# WHAT IS BEING ASKED
Your task is to copy every line of the records below that contains "background".

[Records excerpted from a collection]
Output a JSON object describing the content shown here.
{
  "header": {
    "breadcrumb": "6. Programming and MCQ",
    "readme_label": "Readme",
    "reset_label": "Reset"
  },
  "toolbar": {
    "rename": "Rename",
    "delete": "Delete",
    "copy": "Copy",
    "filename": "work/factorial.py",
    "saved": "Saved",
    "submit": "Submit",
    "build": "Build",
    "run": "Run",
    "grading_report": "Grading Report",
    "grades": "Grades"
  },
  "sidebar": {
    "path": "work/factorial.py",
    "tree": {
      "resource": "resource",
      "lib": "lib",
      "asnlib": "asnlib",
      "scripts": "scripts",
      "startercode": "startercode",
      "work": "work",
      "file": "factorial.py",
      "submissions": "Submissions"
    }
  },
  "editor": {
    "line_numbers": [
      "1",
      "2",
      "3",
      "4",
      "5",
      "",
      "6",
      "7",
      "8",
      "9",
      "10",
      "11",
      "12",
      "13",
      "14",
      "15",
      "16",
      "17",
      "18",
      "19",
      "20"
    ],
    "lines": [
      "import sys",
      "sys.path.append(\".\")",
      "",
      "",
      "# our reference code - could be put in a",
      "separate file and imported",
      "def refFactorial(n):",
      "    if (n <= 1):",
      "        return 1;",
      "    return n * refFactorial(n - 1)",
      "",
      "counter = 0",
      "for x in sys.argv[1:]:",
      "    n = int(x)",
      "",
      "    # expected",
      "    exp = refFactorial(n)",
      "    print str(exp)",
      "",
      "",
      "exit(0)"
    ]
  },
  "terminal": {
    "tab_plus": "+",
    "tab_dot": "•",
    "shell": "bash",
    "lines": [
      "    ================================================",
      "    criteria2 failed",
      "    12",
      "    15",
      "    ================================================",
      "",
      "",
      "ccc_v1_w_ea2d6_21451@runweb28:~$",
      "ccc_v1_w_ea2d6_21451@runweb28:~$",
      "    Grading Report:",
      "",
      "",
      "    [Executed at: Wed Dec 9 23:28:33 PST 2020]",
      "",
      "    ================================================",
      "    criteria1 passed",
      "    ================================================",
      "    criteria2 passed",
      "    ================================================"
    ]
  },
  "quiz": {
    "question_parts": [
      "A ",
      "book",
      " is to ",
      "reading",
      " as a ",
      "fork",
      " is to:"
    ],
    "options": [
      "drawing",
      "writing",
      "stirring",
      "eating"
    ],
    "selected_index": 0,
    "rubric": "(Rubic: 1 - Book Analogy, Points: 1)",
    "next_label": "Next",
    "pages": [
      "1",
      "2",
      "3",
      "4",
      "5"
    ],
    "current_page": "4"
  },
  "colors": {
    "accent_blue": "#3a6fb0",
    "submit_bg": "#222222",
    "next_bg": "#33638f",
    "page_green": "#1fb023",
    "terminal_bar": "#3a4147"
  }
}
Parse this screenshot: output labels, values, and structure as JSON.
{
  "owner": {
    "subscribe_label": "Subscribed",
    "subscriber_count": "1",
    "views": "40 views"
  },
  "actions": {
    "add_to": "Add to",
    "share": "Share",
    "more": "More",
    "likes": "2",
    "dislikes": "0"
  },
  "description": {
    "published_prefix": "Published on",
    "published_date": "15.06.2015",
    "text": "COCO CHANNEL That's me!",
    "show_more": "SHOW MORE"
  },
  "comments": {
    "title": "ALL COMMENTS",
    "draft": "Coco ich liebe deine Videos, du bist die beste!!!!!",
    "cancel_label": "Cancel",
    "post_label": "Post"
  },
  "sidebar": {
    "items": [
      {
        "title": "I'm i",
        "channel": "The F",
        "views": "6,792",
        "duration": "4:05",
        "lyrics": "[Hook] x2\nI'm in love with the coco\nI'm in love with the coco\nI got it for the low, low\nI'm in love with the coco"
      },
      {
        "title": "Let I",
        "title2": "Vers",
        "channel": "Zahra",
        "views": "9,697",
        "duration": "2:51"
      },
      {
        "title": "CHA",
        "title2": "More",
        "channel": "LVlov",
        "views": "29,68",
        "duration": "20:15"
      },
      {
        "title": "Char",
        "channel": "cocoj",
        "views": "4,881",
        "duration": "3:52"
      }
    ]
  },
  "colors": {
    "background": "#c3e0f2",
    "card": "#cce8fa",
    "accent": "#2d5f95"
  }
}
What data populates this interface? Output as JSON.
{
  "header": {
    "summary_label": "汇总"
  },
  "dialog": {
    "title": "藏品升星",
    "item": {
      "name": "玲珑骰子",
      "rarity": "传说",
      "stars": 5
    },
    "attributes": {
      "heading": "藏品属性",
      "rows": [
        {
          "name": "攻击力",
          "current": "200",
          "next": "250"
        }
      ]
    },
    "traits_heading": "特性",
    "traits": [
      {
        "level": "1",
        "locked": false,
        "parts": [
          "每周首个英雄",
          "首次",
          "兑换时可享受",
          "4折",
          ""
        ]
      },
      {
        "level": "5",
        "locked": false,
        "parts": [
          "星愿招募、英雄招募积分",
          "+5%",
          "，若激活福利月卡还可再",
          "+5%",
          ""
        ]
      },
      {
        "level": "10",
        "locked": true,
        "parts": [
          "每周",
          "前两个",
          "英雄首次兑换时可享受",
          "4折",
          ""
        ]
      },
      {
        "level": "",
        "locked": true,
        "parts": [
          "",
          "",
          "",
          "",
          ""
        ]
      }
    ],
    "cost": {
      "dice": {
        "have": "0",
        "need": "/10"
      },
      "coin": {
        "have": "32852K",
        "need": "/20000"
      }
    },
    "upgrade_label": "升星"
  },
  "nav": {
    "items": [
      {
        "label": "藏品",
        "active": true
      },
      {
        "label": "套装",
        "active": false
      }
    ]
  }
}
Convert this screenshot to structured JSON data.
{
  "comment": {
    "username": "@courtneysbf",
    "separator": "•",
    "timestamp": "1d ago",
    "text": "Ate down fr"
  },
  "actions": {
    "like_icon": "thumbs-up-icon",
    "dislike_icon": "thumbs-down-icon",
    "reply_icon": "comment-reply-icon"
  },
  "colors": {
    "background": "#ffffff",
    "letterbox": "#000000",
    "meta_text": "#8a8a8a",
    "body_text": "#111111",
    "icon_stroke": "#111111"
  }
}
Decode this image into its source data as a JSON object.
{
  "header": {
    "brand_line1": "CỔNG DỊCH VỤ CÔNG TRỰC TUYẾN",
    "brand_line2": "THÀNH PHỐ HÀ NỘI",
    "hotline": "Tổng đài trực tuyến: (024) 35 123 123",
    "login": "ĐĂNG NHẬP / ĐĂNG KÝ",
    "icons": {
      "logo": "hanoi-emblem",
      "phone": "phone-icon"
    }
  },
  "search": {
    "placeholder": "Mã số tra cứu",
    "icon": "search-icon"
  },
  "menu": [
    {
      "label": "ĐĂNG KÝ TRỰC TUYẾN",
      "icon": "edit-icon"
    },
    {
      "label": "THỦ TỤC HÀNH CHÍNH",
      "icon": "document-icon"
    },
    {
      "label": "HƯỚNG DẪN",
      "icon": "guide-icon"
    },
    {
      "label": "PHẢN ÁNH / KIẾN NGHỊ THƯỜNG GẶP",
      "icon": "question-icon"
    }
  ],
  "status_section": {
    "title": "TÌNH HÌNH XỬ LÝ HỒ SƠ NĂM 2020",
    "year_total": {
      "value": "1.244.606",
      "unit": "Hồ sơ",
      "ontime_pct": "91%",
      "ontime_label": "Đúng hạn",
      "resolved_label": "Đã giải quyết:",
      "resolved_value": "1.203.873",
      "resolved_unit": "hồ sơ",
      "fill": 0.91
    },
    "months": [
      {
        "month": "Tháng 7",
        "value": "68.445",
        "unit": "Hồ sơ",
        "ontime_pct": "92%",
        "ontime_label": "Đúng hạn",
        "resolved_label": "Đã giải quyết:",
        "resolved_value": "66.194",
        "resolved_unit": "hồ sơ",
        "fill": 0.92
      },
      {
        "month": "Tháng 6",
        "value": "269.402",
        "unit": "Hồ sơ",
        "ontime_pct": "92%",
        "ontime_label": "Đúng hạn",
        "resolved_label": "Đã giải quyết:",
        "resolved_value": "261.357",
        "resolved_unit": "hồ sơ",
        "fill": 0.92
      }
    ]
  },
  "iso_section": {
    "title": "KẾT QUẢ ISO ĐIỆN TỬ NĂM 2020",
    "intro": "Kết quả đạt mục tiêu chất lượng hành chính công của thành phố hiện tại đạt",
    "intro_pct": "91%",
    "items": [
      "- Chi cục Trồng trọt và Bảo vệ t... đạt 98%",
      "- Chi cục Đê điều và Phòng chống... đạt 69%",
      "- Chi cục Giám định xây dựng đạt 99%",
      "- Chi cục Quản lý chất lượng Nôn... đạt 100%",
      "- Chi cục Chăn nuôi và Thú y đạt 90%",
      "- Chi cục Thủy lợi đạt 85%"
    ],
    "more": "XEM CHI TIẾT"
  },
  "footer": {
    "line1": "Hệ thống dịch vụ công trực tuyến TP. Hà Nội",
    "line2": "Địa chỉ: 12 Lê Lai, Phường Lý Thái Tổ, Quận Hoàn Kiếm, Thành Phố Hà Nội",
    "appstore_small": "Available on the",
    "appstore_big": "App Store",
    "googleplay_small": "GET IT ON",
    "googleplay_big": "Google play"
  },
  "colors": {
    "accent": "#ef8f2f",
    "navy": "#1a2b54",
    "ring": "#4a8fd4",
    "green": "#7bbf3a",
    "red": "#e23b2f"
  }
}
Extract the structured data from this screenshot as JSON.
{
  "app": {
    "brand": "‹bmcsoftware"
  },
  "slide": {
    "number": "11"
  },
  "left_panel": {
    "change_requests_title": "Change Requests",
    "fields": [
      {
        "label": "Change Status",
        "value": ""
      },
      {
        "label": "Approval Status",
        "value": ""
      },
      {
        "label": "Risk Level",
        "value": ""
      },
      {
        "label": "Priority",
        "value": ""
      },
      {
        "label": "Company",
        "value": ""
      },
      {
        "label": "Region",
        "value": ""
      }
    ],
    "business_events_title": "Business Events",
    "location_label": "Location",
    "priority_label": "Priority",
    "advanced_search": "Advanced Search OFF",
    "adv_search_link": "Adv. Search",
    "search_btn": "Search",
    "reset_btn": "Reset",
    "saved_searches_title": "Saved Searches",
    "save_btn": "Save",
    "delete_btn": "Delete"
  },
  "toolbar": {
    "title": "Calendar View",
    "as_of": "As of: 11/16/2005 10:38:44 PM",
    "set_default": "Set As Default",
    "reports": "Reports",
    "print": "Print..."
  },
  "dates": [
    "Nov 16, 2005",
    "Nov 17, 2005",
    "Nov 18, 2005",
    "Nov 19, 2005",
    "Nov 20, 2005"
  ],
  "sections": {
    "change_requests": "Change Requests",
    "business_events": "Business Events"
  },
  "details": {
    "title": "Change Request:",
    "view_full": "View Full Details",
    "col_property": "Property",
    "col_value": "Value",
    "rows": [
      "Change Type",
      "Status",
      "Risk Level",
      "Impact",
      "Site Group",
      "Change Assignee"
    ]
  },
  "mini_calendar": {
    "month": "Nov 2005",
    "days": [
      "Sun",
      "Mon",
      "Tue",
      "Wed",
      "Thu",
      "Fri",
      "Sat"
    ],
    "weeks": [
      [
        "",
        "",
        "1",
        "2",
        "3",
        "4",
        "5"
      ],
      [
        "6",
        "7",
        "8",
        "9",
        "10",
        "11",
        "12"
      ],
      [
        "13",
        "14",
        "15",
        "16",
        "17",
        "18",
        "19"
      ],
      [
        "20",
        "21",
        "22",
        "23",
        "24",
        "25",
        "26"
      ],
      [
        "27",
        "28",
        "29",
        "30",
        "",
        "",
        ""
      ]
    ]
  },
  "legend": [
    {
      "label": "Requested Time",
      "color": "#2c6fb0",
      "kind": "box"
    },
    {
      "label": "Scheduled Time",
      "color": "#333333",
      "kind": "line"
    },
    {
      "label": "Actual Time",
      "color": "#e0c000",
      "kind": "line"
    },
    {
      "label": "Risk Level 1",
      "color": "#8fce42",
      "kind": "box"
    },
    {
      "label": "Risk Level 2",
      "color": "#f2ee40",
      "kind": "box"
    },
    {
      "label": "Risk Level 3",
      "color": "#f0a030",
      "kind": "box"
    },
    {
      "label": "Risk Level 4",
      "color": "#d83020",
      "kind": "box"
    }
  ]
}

# FINAL RESULT
    "background": "#c3e0f2",
    "background": "#ffffff",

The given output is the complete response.